» **PROBLEM TO SOLVE**:
Take every line that has the string "Russische" and copy it out.

···

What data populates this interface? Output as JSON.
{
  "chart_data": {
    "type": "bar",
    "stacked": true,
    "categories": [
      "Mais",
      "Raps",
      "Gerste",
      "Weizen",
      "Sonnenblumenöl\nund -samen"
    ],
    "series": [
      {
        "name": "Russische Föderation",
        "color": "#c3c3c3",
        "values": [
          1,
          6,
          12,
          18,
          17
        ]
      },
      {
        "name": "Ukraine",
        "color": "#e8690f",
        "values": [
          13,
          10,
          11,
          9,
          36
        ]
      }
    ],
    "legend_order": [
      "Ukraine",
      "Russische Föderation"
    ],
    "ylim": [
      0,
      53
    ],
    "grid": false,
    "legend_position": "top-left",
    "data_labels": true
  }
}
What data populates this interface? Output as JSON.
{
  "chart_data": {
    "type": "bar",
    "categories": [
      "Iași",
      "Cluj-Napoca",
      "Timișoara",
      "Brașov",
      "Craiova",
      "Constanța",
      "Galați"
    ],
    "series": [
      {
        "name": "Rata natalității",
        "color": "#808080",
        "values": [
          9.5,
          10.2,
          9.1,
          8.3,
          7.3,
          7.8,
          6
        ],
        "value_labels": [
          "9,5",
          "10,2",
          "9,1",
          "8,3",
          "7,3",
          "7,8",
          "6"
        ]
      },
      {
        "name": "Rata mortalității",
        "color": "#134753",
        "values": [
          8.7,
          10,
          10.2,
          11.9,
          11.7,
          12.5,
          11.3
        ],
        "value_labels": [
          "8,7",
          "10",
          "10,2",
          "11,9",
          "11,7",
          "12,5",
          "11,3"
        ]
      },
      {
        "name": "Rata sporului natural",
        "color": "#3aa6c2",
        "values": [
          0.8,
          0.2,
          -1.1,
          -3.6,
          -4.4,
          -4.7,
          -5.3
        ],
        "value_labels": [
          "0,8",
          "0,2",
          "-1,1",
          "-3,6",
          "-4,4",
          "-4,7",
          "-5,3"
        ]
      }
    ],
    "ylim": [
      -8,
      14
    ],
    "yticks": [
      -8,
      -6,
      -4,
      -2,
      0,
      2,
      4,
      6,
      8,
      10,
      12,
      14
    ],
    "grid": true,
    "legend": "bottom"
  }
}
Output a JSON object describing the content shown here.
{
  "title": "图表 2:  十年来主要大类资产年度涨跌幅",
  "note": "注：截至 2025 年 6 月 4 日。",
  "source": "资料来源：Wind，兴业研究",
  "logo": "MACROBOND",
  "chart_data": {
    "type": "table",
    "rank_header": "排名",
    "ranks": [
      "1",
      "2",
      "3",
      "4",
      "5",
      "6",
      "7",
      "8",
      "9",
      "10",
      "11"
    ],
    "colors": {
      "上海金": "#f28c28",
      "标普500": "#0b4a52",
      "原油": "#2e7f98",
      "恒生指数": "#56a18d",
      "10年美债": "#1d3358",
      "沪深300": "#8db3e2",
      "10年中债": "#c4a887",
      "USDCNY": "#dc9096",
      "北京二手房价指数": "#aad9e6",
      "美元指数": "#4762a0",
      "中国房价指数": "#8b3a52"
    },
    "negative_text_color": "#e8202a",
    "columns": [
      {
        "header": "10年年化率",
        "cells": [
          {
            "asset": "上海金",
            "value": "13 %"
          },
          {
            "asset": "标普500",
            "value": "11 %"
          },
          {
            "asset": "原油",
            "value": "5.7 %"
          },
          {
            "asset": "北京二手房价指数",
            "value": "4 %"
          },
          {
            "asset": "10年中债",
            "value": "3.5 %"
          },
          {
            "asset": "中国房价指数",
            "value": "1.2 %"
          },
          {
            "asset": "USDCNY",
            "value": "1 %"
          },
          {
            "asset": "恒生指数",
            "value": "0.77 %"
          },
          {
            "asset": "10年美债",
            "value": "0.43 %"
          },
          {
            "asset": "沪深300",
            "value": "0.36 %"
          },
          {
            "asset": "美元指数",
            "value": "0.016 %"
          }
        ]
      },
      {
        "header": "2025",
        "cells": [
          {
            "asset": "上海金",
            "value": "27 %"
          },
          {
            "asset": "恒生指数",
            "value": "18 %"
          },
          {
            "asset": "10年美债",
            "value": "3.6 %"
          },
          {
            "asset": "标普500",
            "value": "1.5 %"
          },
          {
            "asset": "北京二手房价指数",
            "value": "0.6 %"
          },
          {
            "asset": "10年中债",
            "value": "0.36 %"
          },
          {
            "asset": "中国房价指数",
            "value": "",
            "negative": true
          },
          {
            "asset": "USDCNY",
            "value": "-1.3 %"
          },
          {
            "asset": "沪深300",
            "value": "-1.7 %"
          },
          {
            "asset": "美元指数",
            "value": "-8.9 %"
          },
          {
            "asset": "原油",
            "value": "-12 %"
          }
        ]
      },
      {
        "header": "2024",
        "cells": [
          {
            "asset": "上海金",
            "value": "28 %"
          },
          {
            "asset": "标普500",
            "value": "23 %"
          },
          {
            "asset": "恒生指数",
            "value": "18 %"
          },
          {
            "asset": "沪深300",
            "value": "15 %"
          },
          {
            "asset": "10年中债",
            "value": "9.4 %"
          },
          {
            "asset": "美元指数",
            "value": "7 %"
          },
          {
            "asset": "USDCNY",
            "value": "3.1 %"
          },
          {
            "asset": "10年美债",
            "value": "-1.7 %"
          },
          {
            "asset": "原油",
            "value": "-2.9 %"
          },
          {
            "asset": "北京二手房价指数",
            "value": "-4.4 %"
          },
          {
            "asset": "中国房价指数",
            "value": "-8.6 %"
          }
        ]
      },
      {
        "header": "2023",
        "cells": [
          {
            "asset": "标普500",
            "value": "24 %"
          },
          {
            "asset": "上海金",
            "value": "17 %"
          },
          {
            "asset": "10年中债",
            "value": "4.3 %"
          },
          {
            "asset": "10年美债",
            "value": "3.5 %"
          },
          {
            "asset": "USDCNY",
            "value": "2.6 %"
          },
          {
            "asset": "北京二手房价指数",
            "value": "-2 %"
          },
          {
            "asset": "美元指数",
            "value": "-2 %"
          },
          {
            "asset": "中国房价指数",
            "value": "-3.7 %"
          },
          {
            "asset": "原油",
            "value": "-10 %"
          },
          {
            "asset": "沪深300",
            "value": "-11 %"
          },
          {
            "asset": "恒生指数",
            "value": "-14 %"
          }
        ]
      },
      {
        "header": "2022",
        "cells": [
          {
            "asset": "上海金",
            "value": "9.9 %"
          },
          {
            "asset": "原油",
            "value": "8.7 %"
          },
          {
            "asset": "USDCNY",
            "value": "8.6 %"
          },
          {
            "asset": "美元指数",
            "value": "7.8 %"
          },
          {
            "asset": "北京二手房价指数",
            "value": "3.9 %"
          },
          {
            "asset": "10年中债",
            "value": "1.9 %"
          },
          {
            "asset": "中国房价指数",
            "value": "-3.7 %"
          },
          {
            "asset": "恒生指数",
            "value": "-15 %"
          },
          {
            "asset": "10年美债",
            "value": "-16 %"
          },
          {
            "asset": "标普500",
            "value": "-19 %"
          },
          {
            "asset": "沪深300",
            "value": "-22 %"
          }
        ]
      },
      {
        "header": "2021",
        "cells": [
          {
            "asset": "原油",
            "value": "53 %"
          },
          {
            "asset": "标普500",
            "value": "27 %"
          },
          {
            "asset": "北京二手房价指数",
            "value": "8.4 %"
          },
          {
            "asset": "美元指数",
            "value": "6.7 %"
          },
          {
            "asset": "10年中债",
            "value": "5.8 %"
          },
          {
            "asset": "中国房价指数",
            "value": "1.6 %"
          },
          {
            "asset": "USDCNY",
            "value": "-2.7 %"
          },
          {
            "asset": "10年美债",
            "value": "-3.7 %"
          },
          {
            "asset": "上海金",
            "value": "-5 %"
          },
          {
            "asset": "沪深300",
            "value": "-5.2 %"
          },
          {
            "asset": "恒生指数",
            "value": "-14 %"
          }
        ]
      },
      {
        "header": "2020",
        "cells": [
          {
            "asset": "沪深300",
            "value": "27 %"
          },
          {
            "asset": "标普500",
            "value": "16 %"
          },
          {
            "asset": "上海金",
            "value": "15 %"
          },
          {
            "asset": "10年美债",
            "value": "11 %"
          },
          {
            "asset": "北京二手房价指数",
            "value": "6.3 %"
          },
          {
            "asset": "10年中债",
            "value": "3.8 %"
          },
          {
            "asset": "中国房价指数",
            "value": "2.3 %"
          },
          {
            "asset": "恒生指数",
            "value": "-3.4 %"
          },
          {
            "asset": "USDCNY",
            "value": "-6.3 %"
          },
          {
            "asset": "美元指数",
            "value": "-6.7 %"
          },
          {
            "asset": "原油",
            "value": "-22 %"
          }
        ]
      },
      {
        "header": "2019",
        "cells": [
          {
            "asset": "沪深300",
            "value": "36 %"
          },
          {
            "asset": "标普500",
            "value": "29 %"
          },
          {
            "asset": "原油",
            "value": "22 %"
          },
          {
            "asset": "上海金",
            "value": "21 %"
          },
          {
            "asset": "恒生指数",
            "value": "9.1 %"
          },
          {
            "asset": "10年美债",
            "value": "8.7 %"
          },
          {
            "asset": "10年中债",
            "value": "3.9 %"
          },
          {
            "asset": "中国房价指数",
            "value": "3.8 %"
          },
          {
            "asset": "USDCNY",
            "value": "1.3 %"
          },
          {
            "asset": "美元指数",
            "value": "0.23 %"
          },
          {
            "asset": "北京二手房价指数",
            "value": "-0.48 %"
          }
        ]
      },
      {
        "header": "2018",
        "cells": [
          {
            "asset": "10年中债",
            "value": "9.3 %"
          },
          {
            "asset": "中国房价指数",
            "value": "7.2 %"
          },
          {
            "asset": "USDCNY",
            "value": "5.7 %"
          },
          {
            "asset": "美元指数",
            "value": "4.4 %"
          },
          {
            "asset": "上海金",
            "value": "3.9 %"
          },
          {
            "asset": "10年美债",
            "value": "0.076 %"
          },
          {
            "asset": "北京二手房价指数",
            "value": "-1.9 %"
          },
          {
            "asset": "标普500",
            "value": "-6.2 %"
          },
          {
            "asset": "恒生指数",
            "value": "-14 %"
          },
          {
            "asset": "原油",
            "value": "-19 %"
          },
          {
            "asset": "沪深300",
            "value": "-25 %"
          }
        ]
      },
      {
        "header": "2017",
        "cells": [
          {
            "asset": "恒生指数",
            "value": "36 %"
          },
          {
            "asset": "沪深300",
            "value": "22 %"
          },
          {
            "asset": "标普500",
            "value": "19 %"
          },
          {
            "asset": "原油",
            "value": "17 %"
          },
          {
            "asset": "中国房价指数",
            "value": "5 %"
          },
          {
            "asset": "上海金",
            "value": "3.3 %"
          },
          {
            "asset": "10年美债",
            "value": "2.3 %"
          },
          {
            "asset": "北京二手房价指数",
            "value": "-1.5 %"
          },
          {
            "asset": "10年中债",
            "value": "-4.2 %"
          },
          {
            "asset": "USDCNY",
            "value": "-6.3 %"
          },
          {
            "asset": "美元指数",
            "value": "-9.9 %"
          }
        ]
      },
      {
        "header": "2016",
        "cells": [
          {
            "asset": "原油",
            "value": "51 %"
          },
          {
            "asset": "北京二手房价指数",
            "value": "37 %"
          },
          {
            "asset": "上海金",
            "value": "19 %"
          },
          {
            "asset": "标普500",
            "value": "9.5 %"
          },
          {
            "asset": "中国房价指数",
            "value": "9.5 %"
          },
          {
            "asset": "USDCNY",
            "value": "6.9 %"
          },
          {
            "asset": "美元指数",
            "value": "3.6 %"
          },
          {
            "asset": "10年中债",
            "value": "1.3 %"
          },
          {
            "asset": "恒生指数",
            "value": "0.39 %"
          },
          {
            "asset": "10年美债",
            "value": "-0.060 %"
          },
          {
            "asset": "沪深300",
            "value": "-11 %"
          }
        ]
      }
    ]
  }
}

···

» **ANSWER BELOW**:
        "name": "Russische Föderation",
      "Russische Föderation"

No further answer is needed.